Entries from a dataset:

=====

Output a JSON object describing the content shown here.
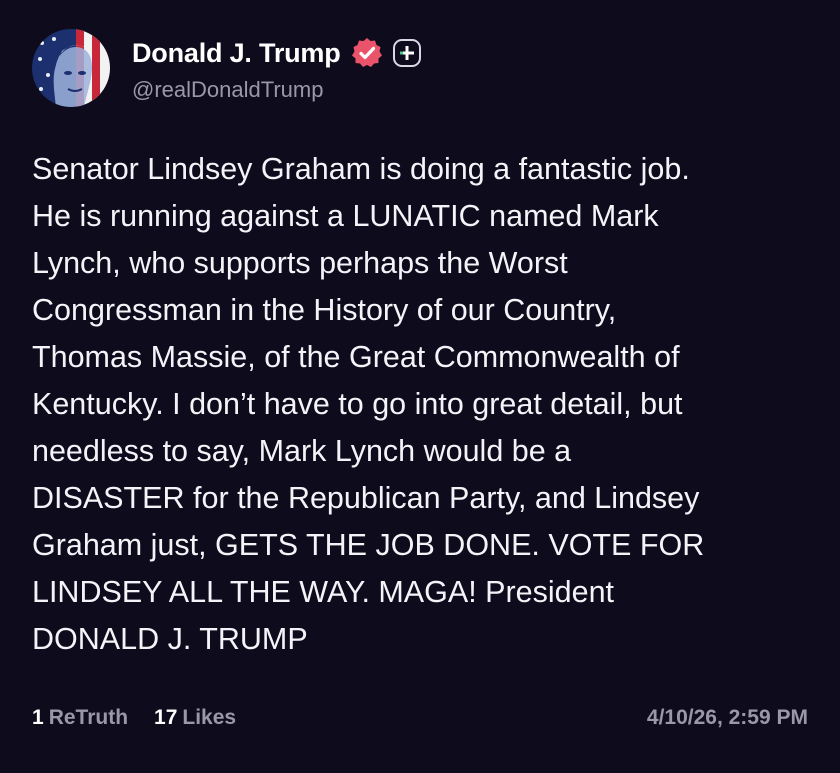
{
  "post": {
    "author": {
      "display_name": "Donald J. Trump",
      "handle": "@realDonaldTrump",
      "verified_icon": "verified-badge-icon",
      "follow_icon": "add-follow-icon"
    },
    "body": "Senator Lindsey Graham is doing a fantastic job.\nHe is running against a LUNATIC named Mark\nLynch, who supports perhaps the Worst\nCongressman in the History of our Country,\nThomas Massie, of the Great Commonwealth of\nKentucky. I don’t have to go into great detail, but\nneedless to say, Mark Lynch would be a\nDISASTER for the Republican Party, and Lindsey\nGraham just, GETS THE JOB DONE. VOTE FOR\nLINDSEY ALL THE WAY. MAGA! President\nDONALD J. TRUMP",
    "stats": {
      "retruth_count": "1",
      "retruth_label": "ReTruth",
      "likes_count": "17",
      "likes_label": "Likes"
    },
    "timestamp": "4/10/26, 2:59 PM"
  },
  "colors": {
    "background": "#0e0b1d",
    "text_primary": "#f4f3f8",
    "text_secondary": "#9a98a8",
    "verified_badge": "#e9546b"
  }
}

=====

▶ [WORK TO BE COMPLETED]: From the data above, count the lines where "icon" occurs and give that figure and nothing else.

▶ [FINISHED TASK]: 2